▶ **原文抜粋**
□ □ □ □
2月23日「Reaching for the stars」発表。
3月19日「Touch me」発表。
追って3つの配信シングルがリリースされ、9月7日に2ndアルバムが発売されます。
GENKI ROCKETS Ⅱ-No border between us-(初回生産限定盤)(DVD付)
- アーティスト:元気ロケッツ
- 発売日: 2011/09/07
- メディア: CD
あなたの世界に飛び込みたい
私を待っていてほしい
あなた以外は考えられない
あなたをいつまでも待っている
未来の夢 そして今日について語り合いたい
いつまでも どこまでも
未来を手に 過去は手放そう
そしてあなたに信じてほしい
あなたにそばにいてほしい
夏のそよ風のように 頬に触れてほしい
空気が共鳴して震えているよう
粒子が私を包み そしてあなたに触れる
触れて そして私を感じてほしい
色々な感覚が全身を通り抜ける
あなたはいつも 新鮮な空気のよう
美しさが あなたを包み そして私が触れる
Touch me / 元気ロケッツ
以前のような青い惑星への憧憬はそのままに、
自分を信じること、未来を変わること、愛するものを求めることについて、強く訴える歌詞に切なさすら覚えます。
ところで、この時Lumiは何歳なのかという疑問があります。
現実時間に添うならば21歳。3年前の予告とは状況が違うことになる。20になっても地球に行けず、まだ地球への憧れを歌っているのだろうか?
その疑問に一つの答えを提示したのが同年10月6日に日本版が発売された「Child Of Eden」でした。
□ □ □ □
▶ **目的**
元気ロケッツについての原文抜粋の続きを、最後の文の後から書いてください。 データは参照しなくてかまいません。

▶ **データ**
□ □ □ □
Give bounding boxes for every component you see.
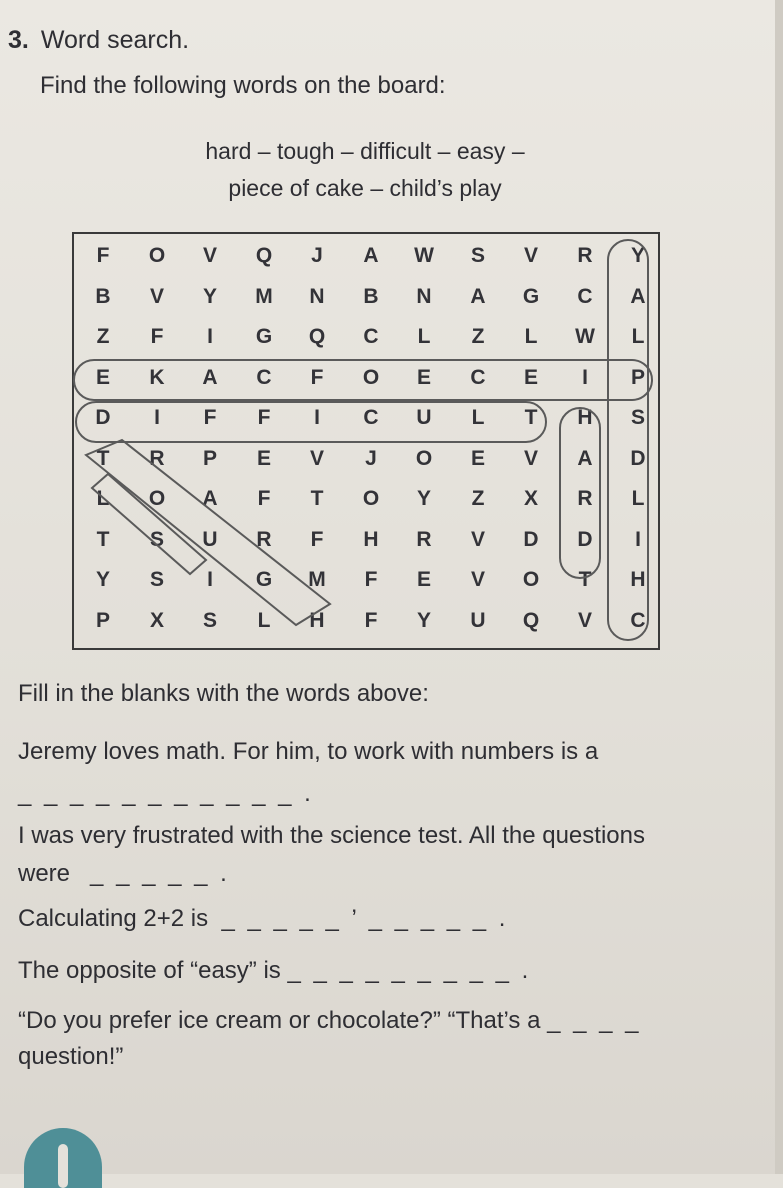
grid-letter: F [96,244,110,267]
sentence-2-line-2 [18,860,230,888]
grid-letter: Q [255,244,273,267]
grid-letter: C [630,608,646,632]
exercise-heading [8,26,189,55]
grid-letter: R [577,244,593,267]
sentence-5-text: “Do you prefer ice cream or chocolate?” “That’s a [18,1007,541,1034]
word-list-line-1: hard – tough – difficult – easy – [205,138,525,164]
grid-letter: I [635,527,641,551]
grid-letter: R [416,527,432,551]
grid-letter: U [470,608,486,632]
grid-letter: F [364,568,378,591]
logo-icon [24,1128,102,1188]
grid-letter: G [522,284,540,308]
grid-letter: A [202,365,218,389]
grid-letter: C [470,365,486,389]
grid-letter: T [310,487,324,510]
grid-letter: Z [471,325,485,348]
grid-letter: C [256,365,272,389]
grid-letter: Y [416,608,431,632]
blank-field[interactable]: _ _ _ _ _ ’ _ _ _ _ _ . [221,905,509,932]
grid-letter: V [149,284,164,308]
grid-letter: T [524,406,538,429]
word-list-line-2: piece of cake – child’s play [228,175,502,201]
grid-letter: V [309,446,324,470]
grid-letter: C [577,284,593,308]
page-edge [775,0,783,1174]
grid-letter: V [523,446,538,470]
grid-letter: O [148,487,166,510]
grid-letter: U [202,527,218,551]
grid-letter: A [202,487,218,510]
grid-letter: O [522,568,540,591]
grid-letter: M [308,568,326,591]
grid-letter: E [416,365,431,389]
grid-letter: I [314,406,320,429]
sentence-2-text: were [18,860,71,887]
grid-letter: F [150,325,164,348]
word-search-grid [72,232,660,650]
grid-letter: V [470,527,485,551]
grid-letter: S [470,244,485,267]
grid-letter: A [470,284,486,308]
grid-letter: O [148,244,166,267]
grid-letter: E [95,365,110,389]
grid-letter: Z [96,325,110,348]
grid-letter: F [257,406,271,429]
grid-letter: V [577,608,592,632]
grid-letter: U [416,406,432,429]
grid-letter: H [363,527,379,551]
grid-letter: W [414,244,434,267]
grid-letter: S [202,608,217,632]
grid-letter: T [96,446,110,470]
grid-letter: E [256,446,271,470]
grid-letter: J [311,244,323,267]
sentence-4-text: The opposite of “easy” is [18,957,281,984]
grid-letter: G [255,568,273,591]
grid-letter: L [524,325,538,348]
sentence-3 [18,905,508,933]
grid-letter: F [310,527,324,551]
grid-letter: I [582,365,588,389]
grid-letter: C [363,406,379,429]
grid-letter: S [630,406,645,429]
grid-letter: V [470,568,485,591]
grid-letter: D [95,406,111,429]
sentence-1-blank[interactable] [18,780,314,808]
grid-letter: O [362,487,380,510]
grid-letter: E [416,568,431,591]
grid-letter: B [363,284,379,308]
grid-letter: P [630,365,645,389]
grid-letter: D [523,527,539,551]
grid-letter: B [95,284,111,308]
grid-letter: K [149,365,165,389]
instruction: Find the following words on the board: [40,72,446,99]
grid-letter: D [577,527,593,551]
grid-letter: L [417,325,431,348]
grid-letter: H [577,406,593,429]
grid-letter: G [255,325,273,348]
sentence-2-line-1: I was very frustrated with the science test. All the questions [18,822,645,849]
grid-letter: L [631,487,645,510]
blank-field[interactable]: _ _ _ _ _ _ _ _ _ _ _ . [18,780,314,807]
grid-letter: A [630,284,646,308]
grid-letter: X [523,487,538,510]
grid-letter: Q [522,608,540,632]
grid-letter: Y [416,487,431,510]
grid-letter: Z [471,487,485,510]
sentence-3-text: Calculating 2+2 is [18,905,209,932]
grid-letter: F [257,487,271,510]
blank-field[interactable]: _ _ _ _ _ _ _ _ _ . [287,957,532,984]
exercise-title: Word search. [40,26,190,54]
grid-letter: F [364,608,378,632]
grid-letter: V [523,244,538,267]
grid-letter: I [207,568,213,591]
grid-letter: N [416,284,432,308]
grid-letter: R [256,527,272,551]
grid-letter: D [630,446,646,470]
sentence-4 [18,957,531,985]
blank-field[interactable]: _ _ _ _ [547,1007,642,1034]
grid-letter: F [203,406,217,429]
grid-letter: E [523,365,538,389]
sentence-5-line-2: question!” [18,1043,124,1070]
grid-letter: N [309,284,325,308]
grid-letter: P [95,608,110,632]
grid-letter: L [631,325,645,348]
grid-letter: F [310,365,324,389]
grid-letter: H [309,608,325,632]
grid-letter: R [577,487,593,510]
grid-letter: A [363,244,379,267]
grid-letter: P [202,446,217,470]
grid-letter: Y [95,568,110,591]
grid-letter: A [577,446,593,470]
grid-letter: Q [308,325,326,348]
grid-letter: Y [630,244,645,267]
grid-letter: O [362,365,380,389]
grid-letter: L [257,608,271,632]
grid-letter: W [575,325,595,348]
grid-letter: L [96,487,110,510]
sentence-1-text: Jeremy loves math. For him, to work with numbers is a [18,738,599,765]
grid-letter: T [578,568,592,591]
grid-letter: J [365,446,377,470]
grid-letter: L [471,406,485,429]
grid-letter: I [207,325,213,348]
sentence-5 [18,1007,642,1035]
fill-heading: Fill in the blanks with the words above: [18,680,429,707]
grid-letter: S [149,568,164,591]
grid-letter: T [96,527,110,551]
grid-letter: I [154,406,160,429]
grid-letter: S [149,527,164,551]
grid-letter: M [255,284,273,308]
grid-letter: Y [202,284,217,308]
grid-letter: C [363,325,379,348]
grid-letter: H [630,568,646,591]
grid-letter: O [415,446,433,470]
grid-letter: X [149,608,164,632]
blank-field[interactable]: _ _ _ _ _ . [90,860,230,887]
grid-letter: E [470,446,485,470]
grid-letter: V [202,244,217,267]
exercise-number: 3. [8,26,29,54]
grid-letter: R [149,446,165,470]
□ □ □ □
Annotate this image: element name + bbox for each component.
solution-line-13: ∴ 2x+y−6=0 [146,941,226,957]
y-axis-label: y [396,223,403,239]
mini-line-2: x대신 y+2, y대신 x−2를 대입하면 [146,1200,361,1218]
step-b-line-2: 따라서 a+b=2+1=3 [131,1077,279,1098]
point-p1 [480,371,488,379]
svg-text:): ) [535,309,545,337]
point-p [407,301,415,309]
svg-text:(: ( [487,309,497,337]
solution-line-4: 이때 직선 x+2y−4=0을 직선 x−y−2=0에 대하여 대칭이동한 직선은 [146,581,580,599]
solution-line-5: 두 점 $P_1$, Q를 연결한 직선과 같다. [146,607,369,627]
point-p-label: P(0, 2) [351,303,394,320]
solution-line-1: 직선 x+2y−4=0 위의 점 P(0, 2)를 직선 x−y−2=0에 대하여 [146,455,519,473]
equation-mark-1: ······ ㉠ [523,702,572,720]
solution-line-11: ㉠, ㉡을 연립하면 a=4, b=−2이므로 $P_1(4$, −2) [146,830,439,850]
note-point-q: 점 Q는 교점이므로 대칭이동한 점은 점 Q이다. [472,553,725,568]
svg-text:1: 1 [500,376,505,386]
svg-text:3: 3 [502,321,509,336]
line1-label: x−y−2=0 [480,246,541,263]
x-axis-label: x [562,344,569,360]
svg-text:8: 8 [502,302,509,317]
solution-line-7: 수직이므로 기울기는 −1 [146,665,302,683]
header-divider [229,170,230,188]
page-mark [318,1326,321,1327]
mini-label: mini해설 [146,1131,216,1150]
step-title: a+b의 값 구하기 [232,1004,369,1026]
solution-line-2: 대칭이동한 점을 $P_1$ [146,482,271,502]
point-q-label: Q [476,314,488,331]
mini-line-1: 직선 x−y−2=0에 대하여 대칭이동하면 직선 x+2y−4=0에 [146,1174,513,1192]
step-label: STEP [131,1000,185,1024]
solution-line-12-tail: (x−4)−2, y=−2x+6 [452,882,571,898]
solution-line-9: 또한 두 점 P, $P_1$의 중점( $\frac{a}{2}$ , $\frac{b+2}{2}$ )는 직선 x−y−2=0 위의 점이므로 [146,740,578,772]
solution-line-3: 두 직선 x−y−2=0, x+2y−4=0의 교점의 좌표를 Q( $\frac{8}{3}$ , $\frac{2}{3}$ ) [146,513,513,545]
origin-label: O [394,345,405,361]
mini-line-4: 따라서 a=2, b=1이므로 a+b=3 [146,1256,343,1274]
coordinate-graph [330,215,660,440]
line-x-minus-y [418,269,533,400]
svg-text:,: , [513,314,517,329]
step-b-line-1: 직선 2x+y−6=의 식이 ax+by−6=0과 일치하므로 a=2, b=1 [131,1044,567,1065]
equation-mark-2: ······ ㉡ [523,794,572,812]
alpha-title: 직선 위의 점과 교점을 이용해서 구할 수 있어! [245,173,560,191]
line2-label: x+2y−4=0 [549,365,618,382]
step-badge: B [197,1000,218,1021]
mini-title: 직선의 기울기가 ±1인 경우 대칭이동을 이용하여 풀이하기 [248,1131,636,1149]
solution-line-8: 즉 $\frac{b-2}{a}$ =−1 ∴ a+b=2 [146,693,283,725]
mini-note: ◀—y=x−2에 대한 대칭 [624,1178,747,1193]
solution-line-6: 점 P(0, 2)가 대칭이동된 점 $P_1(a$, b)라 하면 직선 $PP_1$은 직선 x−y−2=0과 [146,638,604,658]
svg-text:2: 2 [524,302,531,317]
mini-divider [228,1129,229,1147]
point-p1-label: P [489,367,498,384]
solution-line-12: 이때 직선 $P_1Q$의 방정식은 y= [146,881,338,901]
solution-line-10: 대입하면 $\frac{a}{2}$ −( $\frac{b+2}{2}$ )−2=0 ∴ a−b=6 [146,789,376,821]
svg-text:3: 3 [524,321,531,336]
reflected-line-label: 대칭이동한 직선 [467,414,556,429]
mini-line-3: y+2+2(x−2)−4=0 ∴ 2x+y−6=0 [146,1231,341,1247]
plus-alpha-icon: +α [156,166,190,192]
□ □ □ □
▶ **出力**
このゲームの舞台は23世紀。Lumiの時代から更に200年後の宇宙でした。
そのストーリにはこうあります。
(前略)
人類史上、初めて地球外で生まれた子の名は、Lumi。
地球に降り立つことを夢見続けるも願いかなわず
彼女の没後、すべての身体データは永久保存され、「Eden」と呼ばれるオープンネットワークにアーカイブされた。
そして、時は進み、23世紀。
21世紀に保存されたLumiのアーカイブからデータを組み上げ、Eden内に彼女の意識を形成するという試みがスタートする。
その名は「Project Lumi」。
(後略)
そう。Lumiは夢を叶えること無く亡くなっているのです。
ではいつ亡くなったのか。
ゲームの中で、死後保存されたという身体データを浄化してゆくと、若い頃のLumiの姿が現れます。
私は飛ぶ
闇に包まれたこの空を
希望と信じる心で世界を照らすの
私は飛ぶ
あなたへと向かって
溢れてくる私の気持ちは全て この愛の庭へ
私はそばにいる
あなたは決して一人じゃない
Flow / 元気ロケッツ
因みに、Lumiのフロントを務める安田レイさん(当時はローズ・レイチェルさんでした)の年齢は当時18歳。
ここから導き出される解釈(妄想)は、
2ndアルバムの時点で彼女は18〜19歳。
地球に降り立つ20歳になる前に、何らかの事故か病によって死んでしまった。という物語です。
ここで思い出されるのは「彼女が地球に降り立てない理由」ですが、
それを示す手がかりを見つけることはできませんでした。
更に妄想を膨らませるならば「Lumiは地球の大気と重力圏で生きることができない病にかかっていて、20歳になれば免疫ができるはずが、予期せぬ悪化によって亡くなってしまった」というもので、これじゃ流石に救われません。
また、2ndアルバム発売時のインタビューでは「彼女には気になる人がいる」という発言もあり、Lumiが地球に憧れるもう一つの理由があったことも示唆されています。
2ndアルバムのremixを除いた最後の曲は「Good night」。
私たちには、明日を信じる心がある
周りにあるあらゆる悩みや痛みを解放しよう
安心して やすらかに眠ろう
Good night / 元気ロケッツ
ずっと行きたかった地球、
誰よりも会いたかった人、
その夢の全てが絶たれ、Lumiは若くして死んでしまったのです。
その後、200年の時を経て、彼女を蘇らせるプロジェクトが「Child Of Eden」のバックボーンとなります。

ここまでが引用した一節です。